ASSIGNMENT =>
Isolate every line in the records below with "from" in it.

Text content records for pages =>

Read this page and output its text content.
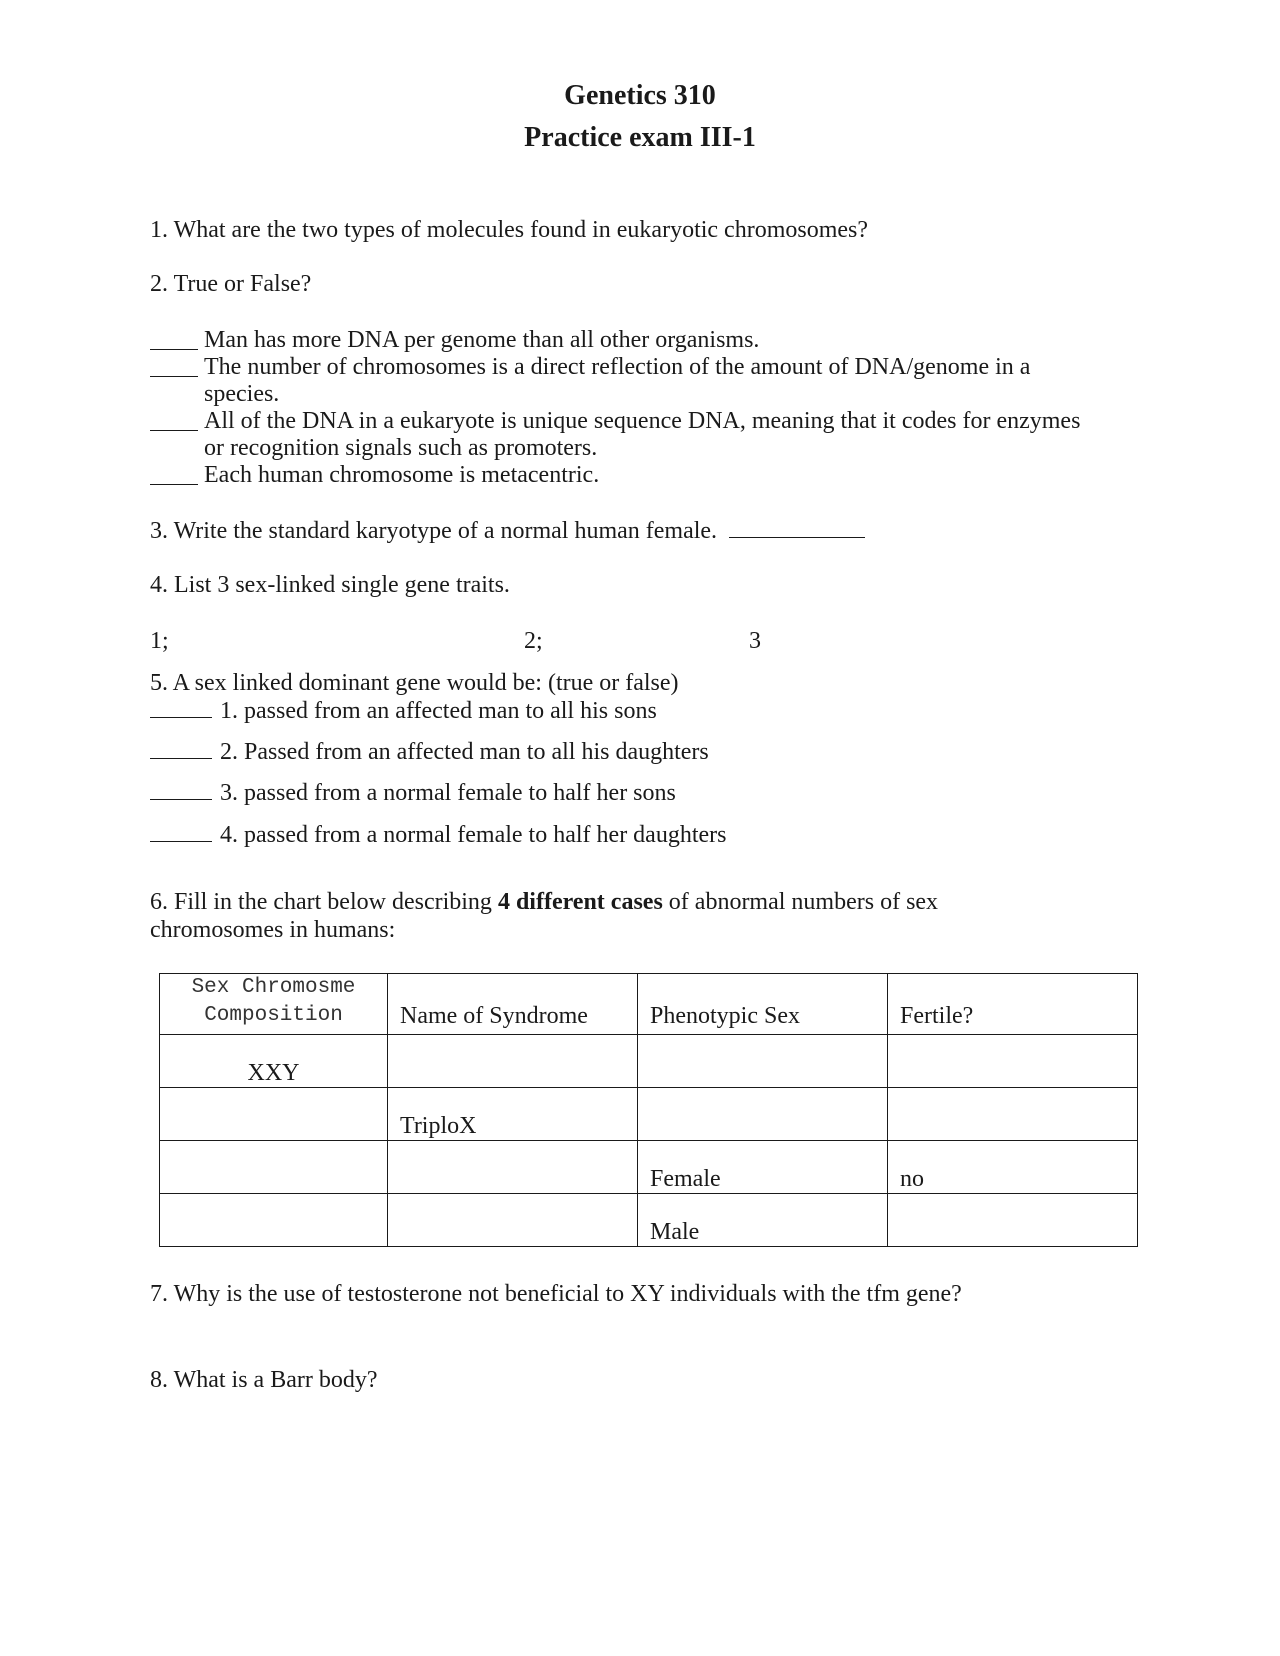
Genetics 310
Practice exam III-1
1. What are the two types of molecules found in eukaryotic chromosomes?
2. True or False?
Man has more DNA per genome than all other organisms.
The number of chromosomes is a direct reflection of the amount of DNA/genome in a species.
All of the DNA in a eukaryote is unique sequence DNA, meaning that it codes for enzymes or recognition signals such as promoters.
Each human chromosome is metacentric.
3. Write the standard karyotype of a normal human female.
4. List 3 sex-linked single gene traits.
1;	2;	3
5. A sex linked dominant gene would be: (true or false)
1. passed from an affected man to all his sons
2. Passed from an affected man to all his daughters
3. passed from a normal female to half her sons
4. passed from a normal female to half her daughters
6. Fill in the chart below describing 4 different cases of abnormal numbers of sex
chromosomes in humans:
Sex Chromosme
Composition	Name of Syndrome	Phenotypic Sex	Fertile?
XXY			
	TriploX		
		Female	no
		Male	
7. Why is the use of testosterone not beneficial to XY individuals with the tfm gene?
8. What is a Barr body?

...

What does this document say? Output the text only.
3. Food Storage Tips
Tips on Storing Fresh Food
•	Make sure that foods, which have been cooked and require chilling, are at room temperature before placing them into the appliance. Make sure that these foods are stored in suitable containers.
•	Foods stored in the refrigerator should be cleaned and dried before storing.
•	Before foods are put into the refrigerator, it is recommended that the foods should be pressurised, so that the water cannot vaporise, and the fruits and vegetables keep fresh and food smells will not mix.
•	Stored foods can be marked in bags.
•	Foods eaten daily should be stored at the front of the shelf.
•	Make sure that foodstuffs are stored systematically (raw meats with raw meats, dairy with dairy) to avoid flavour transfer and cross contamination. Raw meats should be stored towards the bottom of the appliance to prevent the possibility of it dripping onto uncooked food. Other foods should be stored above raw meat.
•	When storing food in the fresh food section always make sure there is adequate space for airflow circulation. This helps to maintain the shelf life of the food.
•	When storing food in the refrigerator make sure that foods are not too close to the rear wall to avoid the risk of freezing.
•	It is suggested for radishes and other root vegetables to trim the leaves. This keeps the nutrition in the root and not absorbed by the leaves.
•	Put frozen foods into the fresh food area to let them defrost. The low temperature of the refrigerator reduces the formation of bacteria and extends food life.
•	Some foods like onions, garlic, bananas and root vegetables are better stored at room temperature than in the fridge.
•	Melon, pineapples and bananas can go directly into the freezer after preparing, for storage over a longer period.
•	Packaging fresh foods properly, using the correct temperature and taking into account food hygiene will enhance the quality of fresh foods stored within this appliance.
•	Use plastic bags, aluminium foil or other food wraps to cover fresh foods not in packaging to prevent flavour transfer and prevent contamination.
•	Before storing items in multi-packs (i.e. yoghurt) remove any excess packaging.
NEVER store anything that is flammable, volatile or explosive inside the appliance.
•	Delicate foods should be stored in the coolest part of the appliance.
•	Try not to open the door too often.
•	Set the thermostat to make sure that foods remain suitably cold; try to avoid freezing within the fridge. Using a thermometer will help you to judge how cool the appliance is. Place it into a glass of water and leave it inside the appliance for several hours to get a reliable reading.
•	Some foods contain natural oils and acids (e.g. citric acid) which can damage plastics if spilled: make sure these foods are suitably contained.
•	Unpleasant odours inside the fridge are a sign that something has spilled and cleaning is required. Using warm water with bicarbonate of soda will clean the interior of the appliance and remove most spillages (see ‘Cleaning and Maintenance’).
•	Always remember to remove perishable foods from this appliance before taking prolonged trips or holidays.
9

--

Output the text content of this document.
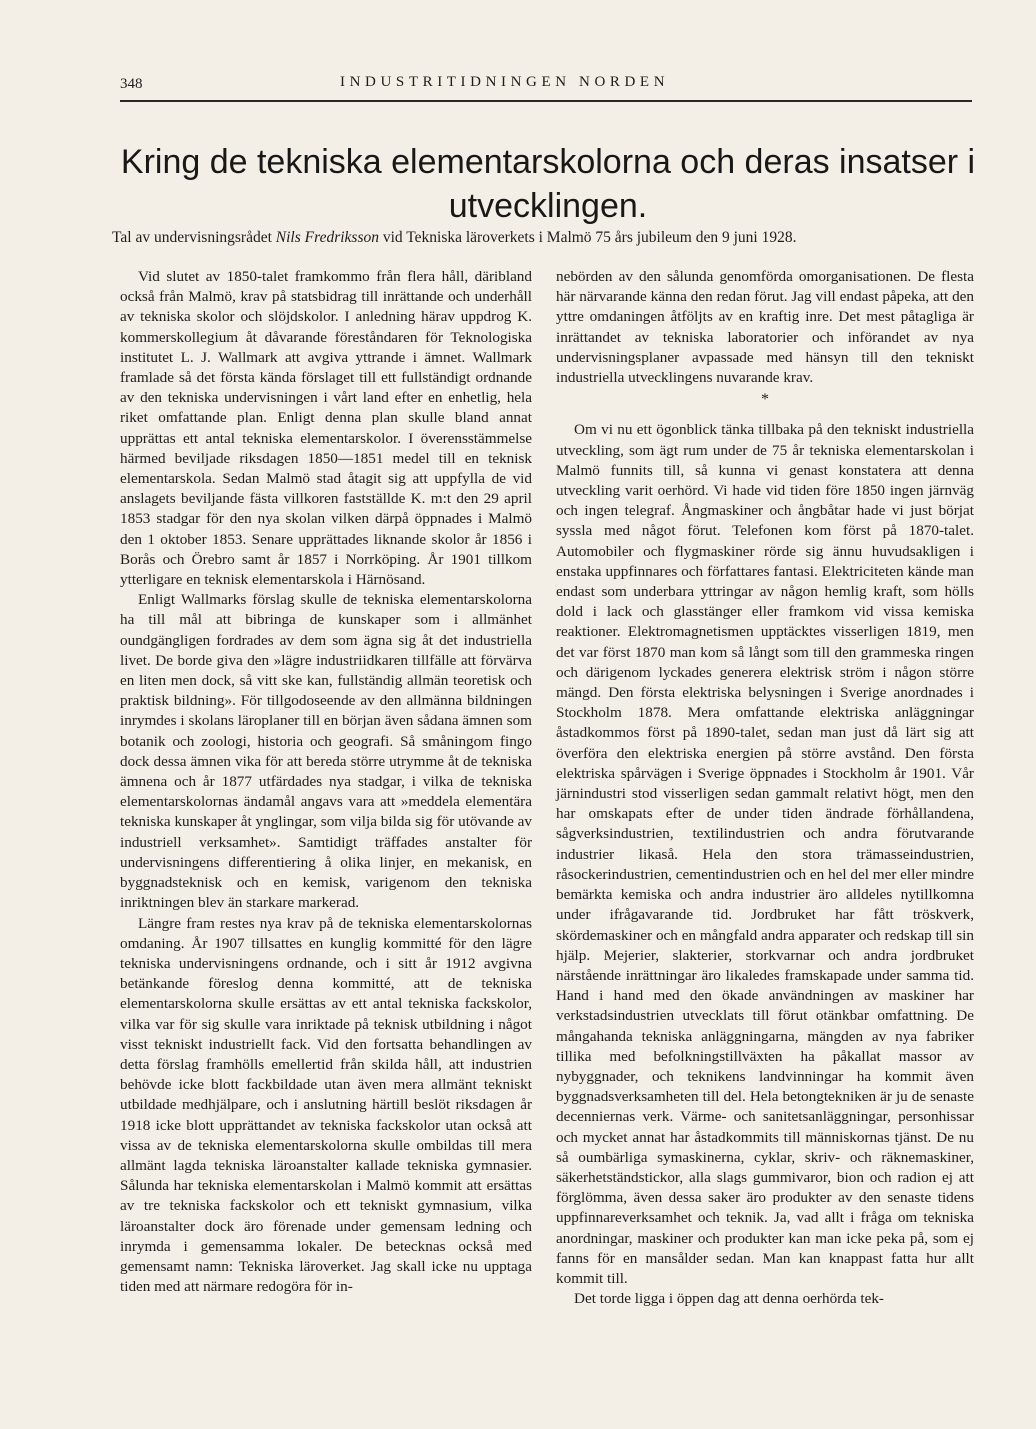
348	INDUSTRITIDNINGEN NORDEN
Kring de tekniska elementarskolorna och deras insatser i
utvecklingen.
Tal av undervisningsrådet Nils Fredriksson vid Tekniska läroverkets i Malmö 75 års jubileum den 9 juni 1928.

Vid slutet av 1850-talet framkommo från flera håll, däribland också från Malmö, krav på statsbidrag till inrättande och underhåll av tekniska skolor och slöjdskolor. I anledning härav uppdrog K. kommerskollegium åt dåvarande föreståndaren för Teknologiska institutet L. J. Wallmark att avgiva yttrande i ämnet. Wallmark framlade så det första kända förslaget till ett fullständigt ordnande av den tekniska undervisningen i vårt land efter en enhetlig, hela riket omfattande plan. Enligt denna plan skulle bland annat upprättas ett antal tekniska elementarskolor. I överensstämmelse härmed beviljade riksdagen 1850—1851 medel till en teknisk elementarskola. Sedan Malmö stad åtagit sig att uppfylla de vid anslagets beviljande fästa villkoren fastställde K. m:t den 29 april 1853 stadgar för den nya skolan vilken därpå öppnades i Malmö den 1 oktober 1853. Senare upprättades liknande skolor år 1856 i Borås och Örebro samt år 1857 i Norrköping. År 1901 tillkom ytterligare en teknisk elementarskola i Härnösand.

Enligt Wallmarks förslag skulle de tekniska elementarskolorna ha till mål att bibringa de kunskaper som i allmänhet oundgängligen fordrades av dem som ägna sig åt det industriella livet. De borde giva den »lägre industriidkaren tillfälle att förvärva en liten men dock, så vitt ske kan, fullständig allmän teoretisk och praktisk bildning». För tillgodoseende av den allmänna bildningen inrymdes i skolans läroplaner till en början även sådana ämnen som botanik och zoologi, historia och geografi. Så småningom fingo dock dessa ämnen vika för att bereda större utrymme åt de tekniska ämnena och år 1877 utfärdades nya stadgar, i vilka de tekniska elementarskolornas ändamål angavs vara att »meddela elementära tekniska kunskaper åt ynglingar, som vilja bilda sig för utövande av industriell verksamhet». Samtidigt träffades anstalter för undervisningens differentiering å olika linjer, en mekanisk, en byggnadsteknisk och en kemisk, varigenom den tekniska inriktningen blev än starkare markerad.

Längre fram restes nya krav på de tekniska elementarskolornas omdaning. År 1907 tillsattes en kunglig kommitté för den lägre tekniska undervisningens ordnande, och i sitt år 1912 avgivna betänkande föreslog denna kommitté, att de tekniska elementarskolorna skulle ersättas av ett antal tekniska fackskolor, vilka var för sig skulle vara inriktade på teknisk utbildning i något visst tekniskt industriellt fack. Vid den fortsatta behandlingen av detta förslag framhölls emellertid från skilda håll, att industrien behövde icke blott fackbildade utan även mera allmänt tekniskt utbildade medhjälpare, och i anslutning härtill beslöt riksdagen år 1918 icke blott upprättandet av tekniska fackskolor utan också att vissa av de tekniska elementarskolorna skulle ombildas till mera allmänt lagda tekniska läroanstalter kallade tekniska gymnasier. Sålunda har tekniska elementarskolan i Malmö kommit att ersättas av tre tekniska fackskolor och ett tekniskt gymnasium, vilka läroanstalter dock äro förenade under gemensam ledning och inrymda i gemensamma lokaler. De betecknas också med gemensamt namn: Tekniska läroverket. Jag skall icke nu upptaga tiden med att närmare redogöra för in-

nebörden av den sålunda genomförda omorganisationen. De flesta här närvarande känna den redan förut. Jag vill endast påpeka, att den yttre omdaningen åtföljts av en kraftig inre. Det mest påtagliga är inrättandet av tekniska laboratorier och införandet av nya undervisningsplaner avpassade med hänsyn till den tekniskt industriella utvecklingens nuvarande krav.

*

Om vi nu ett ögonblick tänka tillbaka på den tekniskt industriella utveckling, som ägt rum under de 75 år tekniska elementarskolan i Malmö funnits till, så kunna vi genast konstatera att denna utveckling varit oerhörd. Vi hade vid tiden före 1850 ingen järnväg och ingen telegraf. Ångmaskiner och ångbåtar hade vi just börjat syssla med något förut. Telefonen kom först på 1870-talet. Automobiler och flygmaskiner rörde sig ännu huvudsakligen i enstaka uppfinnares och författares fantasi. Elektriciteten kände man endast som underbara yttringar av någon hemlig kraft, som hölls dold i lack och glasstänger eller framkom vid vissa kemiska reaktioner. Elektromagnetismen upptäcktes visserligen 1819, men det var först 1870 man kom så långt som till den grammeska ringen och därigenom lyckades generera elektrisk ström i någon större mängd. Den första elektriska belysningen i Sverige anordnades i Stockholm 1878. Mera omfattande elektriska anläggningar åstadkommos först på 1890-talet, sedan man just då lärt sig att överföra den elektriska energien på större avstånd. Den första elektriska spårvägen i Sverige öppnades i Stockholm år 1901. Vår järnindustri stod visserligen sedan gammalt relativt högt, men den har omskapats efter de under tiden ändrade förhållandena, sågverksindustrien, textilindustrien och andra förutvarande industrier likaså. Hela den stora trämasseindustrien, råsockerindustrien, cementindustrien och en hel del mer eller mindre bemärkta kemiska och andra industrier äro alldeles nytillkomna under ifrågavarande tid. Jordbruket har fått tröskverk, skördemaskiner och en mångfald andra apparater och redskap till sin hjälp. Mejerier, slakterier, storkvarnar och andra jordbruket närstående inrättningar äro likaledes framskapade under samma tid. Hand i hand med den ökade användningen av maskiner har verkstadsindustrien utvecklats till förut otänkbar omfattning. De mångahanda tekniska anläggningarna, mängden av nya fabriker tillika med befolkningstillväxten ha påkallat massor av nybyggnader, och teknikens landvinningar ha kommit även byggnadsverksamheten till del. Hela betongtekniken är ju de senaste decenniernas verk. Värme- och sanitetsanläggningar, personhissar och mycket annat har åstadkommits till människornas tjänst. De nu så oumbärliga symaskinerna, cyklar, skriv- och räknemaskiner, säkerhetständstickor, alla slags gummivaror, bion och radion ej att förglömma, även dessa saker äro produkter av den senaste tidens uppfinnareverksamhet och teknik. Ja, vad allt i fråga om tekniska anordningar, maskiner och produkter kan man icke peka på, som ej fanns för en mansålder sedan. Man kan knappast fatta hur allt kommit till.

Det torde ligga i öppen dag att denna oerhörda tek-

THE COMPLETED TASK =>
1. passed from an affected man to all his sons
2. Passed from an affected man to all his daughters
3. passed from a normal female to half her sons
4. passed from a normal female to half her daughters
•	Always remember to remove perishable foods from this appliance before taking prolonged trips or holidays.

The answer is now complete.